L’épisode Prigojine : un point de non-retour
Selon l’universitaire ukrainien et cofondateur de la plateforme civique The New Country (Nova Kraïna), la rébellion avortée de Wagner en Russie montre qu’il ne peut y avoir de statu quo en Russie. L’Occident craint plus que tout l’effondrement de la Russie, mais il ferait bien, écrit l’auteur, de se préparer à un scénario où des entités régionales de la Fédération de Russie s’empareront d’une autonomie nouvelle, redessinant ce vaste espace.
La première question que l’on se pose face aux événements récents en Russie est : de quoi s’agit-il exactement ? D’une véritable mutinerie ou d’une représentation théâtrale, d’une tragédie ou d’une farce ? Nous ne connaissons pas la réponse et nous ne la connaîtrons pas de sitôt, car il y a trop d’inconnues et trop d’acteurs cachés en coulisse. De toute évidence, il ne s’agit pas seulement dune lutte pour le pouvoir en Russie, mais aussi d’une lutte pour des possessions de facto coloniales en Afrique, où Wagner exerce une grande influence sur l’exploitation minière, parallèlement à ses intérêts commerciaux criminels en Russie. La rébellion dans son ensemble était apparemment liée aux efforts de Poutine pour faire rentrer dans le rang l’armée privée (qui dispose de ses propres médias puissants, un détail non négligeable).
Mais le plus important n’est pas ce qui est caché, mais ce que tout le monde a pu voir. Et tout le monde (citoyens russes, élites et observateurs extérieurs) a vu la chose suivante :
1. Le leader du régime autoritaire s’est montré faible et confus. Un dirigeant autoritaire peut être cruel ou déraisonnable, mais il n’a pas le droit de paraître faible. Cela signifie simplement qu’il n’est plus le chef. Pendant un certain temps, les erreurs peuvent être cachées, expliquées comme faisant partie d’un jeu en plusieurs étapes, etc. Mais il arrive un moment où tout devient évident. Des caractéristiques similaires des systèmes de pouvoir archaïques sont bien décrites dans l’ouvrage classique de J. Frazer, The Golden Bough (Le Rameau d’or). L’action d’un dictateur est comme celle d’un démineur : la première grosse erreur est aussi la dernière. Il importe donc peu de savoir quelle part de cette histoire correspondait à une véritable tentative de rébellion, et quelle part relevait de la farce et du théâtre.

# # #

» **CONSIGNE**: Rédigez la suite du texte sur la rébellion de Wagner en reprenant juste après sa dernière phrase.

» **DONNÉES FOURNIES**:
# # #

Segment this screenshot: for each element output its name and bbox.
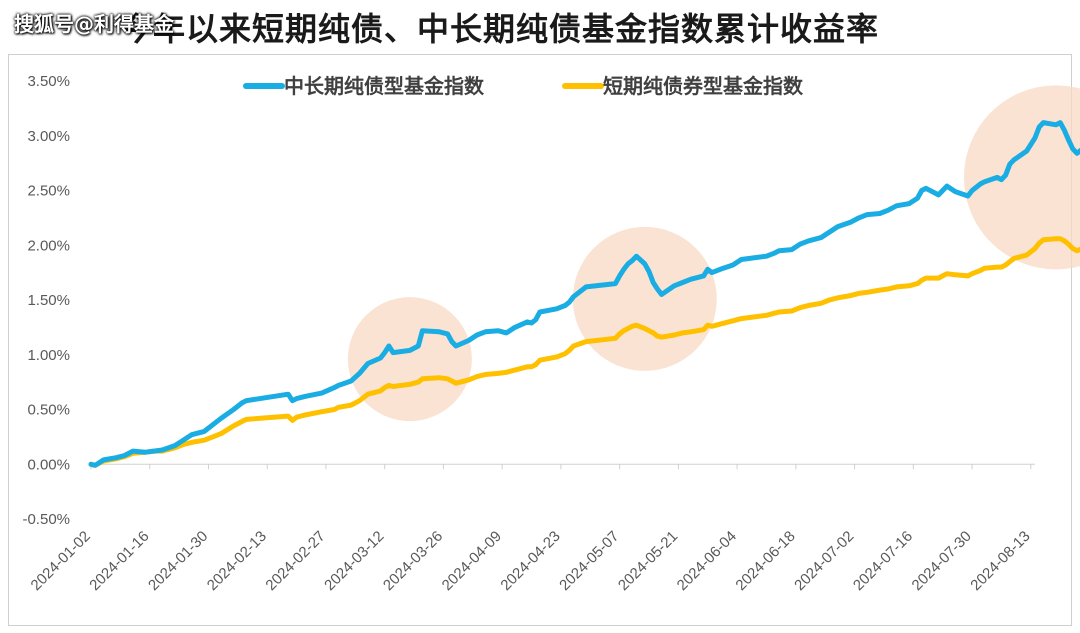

# # #

» **RÉPONSE ATTENDUE**:
2. L’État russe a perdu le monopole de la violence. Dans un système où c’est la loi du plus fort qui prévaut, et non l’État de droit, la perte du monopole de la violence signifie la perte du monopole du pouvoir. Dans les événements récents, nous avons vu non pas deux mais trois centres de pouvoir. Le troisième, Ramzan Kadyrov, est resté dans les coulisses, mais a fait preuve d’indépendance. Il est important de rappeler ici que les acteurs non étatiques ont leurs propres bases protégées. Wagner a son réseau en Afrique, Kadyrov a le sien en Tchétchénie, où les lois russes ne s’appliquent pas de facto et où il est le seul dirigeant. Là où le monopole du pouvoir est perdu, il y aura bientôt d’autres centres. L’un des centres peut rester le principal, mais il n’est plus le seul. Or il ne doit en rester qu’un, car cela crée un équilibre instable, comme une boule au sommet d’une pyramide.
Une blague populaire ukrainienne est tout à fait appropriée ici : « En 2021, l’armée russe était la deuxième armée du monde, en 2022, elle était la deuxième armée d’Ukraine, en 2023, elle est la deuxième armée de Russie ».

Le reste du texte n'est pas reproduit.